» MATERIAL FOR THE TASK
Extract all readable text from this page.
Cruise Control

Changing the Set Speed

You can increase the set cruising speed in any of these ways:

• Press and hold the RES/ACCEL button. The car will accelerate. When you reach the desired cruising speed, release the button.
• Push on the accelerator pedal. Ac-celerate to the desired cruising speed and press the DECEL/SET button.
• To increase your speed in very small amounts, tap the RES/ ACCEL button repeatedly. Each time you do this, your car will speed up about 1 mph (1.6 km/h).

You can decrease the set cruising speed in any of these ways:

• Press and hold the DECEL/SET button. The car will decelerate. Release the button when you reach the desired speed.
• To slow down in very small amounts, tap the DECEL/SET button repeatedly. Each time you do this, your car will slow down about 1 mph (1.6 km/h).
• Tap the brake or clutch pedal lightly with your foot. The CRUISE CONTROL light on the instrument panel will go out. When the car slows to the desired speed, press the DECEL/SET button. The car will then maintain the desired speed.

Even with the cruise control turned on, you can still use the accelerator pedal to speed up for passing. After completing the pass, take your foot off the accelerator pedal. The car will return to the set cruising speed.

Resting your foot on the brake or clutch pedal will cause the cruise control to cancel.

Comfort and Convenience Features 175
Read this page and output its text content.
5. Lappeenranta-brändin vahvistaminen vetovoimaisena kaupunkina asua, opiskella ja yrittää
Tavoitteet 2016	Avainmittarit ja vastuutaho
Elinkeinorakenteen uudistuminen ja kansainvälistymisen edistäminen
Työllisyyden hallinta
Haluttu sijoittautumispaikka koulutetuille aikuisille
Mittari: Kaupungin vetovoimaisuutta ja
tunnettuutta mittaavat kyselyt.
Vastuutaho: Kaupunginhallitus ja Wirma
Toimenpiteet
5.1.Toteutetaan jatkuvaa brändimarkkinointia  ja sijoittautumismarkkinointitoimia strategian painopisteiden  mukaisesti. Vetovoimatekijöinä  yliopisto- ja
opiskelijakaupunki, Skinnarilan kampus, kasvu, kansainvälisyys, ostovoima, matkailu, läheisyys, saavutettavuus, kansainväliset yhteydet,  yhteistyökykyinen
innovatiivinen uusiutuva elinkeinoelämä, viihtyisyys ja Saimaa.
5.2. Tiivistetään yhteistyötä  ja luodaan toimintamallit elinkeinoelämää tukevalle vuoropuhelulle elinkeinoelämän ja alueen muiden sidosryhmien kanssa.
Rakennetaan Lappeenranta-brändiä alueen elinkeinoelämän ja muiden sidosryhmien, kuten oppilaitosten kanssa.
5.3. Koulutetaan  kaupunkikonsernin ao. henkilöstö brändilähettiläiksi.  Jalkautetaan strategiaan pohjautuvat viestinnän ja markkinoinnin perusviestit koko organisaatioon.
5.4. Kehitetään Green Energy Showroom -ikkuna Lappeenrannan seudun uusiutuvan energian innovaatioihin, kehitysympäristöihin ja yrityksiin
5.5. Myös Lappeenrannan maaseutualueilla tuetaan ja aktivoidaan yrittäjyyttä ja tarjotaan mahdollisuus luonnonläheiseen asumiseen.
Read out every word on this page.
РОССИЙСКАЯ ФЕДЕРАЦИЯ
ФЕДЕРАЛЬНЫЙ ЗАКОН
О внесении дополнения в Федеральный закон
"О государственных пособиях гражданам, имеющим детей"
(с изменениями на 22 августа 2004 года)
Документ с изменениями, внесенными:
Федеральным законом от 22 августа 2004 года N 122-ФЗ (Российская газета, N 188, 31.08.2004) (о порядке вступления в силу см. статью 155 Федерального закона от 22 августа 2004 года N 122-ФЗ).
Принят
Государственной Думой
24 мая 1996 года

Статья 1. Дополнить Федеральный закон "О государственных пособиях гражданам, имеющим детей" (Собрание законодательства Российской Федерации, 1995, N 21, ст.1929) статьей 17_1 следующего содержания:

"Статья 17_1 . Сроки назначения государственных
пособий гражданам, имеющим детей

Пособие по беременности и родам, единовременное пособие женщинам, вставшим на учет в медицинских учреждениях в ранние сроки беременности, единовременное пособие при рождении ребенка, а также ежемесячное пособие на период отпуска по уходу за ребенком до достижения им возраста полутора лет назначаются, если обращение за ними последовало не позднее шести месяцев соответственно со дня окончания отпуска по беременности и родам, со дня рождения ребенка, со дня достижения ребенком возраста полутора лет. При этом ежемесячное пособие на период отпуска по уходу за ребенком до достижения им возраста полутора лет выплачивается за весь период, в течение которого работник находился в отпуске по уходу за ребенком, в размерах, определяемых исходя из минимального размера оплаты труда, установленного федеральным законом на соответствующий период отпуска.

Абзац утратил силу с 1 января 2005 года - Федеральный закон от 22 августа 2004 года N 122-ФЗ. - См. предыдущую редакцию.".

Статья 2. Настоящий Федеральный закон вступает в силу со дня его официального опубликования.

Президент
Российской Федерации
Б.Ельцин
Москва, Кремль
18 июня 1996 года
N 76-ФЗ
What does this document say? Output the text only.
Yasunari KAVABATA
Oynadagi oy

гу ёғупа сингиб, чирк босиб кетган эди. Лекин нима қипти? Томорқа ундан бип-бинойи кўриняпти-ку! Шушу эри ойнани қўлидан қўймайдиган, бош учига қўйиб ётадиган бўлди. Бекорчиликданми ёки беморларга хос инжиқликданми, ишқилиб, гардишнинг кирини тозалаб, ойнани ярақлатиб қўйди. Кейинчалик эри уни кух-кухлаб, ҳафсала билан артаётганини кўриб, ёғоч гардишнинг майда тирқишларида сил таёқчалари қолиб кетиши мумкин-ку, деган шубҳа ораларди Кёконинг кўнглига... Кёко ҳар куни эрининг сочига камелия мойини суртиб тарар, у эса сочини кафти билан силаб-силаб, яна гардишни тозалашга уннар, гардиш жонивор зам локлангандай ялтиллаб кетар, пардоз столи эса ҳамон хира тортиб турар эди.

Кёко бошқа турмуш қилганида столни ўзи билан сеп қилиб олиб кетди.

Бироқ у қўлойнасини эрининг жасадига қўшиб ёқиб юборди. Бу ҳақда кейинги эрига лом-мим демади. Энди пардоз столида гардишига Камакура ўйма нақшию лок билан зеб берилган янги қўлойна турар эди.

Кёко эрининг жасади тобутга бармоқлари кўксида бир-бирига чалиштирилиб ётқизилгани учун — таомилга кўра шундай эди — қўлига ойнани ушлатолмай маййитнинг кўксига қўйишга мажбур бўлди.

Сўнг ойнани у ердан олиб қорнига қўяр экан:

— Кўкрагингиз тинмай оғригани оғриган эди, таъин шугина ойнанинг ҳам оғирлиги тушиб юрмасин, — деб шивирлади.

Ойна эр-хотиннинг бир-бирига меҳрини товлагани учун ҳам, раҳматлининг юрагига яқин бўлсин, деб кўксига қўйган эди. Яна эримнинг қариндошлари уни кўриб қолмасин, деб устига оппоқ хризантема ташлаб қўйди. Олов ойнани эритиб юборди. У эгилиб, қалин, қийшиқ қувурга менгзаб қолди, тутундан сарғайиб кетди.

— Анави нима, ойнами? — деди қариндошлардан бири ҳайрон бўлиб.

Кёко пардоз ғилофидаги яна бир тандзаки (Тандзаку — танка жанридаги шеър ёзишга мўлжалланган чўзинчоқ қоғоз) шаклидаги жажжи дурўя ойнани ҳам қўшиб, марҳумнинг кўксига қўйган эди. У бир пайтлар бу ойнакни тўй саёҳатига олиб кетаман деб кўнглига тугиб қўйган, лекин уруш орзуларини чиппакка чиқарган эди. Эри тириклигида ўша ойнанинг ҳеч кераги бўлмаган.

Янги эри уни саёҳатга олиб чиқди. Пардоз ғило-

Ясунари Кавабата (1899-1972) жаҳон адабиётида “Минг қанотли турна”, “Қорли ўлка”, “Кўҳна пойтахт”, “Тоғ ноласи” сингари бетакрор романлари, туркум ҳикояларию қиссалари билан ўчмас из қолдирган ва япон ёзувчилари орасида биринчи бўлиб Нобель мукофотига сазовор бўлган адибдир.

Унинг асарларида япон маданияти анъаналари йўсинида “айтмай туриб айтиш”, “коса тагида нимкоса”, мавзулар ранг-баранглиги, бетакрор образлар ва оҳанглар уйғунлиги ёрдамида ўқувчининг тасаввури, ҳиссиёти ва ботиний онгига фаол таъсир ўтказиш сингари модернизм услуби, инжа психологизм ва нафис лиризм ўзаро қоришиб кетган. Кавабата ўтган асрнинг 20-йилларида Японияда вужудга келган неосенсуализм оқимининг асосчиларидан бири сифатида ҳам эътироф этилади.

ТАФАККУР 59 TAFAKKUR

» EXERCISE
Your answer should be one number: the count of lines in the data above that include the word "hold".

» TASK OUTPUT
2